If a line in the data has the string "Communication", please show it.
== == ==
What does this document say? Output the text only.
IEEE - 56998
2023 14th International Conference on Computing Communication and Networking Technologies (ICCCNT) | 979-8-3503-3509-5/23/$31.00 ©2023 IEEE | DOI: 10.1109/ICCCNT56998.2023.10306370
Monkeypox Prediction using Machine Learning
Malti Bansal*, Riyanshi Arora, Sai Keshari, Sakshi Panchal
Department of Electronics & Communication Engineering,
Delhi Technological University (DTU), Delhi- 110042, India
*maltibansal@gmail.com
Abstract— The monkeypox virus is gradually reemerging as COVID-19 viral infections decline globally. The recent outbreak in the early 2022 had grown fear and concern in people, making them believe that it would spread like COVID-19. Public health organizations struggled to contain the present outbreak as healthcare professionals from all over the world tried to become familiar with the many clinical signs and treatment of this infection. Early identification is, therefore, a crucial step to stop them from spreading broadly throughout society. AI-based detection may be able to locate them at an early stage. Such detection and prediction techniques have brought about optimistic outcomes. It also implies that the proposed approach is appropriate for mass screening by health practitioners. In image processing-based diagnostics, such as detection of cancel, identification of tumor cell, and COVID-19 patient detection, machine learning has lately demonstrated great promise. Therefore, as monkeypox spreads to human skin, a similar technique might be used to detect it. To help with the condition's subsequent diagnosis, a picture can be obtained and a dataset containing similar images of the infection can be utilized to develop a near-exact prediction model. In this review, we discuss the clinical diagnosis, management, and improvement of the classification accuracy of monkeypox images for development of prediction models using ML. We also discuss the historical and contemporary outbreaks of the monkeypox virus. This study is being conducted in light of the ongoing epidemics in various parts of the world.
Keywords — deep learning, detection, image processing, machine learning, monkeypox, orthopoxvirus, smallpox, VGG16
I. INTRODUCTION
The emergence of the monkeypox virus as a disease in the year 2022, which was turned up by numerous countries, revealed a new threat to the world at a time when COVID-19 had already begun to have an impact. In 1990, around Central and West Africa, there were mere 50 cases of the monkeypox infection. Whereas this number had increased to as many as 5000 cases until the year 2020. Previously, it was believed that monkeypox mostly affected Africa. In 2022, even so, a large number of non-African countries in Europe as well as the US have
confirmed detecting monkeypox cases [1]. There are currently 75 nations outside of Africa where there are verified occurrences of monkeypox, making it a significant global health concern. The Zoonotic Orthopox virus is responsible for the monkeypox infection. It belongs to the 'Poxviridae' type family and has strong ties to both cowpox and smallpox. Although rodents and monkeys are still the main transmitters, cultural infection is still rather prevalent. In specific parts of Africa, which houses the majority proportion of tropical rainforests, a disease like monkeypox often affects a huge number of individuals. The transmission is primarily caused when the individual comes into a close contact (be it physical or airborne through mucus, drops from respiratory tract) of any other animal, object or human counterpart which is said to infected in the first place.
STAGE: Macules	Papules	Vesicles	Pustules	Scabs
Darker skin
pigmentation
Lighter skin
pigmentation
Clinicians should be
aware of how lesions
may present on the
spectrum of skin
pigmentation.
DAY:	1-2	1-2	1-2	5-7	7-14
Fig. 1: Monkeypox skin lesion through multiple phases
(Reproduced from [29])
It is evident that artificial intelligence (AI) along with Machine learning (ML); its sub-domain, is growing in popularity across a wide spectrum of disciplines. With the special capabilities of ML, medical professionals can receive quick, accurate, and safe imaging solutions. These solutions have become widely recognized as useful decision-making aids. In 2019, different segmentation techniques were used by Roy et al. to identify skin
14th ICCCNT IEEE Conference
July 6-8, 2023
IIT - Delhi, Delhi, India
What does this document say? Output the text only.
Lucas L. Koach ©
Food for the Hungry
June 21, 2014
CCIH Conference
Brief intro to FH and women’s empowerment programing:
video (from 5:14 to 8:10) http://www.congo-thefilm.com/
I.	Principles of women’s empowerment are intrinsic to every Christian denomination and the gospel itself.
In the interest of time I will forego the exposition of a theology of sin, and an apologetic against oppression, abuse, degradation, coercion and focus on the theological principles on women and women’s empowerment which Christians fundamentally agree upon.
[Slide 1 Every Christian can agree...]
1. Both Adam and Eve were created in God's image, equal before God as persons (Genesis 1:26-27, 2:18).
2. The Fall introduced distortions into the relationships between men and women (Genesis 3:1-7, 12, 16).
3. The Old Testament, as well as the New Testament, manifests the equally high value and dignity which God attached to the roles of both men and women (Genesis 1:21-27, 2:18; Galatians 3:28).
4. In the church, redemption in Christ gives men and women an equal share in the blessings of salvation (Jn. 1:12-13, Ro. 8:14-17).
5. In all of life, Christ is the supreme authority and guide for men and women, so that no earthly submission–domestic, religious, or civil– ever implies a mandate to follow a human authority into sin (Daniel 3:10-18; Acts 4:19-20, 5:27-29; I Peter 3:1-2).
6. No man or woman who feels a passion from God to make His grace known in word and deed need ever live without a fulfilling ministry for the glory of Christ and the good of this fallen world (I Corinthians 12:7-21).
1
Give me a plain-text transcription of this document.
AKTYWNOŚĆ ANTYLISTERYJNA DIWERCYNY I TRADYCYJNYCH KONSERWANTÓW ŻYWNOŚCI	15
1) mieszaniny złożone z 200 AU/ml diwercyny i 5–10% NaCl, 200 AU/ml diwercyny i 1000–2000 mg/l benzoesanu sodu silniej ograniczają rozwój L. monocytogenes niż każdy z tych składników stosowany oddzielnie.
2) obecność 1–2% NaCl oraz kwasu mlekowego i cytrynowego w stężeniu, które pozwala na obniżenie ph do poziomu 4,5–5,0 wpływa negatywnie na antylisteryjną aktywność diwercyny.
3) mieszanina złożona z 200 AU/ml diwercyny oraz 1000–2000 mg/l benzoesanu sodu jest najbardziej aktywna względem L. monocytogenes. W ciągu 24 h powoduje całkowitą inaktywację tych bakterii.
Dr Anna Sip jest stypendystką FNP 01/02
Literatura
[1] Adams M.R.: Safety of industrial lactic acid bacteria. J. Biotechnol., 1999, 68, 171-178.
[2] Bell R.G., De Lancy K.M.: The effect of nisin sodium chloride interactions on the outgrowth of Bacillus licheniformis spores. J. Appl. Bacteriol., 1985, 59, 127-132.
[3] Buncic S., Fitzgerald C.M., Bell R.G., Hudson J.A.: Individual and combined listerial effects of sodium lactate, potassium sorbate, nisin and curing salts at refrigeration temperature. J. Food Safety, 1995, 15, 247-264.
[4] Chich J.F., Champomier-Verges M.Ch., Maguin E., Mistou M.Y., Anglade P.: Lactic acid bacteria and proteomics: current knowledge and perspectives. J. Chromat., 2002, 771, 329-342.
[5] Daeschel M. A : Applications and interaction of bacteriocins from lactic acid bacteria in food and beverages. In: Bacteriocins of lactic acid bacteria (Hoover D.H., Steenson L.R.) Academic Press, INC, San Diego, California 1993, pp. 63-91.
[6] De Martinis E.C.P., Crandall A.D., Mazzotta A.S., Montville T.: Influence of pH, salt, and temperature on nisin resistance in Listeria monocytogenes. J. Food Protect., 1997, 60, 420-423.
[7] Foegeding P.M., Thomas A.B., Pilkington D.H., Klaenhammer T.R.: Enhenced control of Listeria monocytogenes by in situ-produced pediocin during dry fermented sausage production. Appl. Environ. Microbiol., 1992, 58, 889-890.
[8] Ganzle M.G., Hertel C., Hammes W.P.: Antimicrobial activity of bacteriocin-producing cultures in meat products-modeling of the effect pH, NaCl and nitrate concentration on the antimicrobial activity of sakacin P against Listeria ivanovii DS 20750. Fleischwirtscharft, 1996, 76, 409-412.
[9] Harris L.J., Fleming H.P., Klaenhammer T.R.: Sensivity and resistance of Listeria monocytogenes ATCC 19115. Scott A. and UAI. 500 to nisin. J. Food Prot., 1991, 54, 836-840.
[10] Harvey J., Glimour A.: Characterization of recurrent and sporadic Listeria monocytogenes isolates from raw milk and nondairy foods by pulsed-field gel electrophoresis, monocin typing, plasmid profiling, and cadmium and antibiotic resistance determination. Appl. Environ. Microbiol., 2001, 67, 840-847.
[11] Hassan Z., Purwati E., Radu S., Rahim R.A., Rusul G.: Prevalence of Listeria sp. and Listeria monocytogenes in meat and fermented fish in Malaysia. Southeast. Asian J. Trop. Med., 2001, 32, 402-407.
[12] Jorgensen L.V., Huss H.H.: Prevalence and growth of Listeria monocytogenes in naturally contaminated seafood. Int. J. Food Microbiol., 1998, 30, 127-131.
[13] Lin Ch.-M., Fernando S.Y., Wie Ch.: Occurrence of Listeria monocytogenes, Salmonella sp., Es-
== == ==
▶ OUTPUT OF THE TASK
2023 14th International Conference on Computing Communication and Networking Technologies (ICCCNT) | 979-8-3503-3509-5/23/$31.00 ©2023 IEEE | DOI: 10.1109/ICCCNT56998.2023.10306370
Department of Electronics & Communication Engineering,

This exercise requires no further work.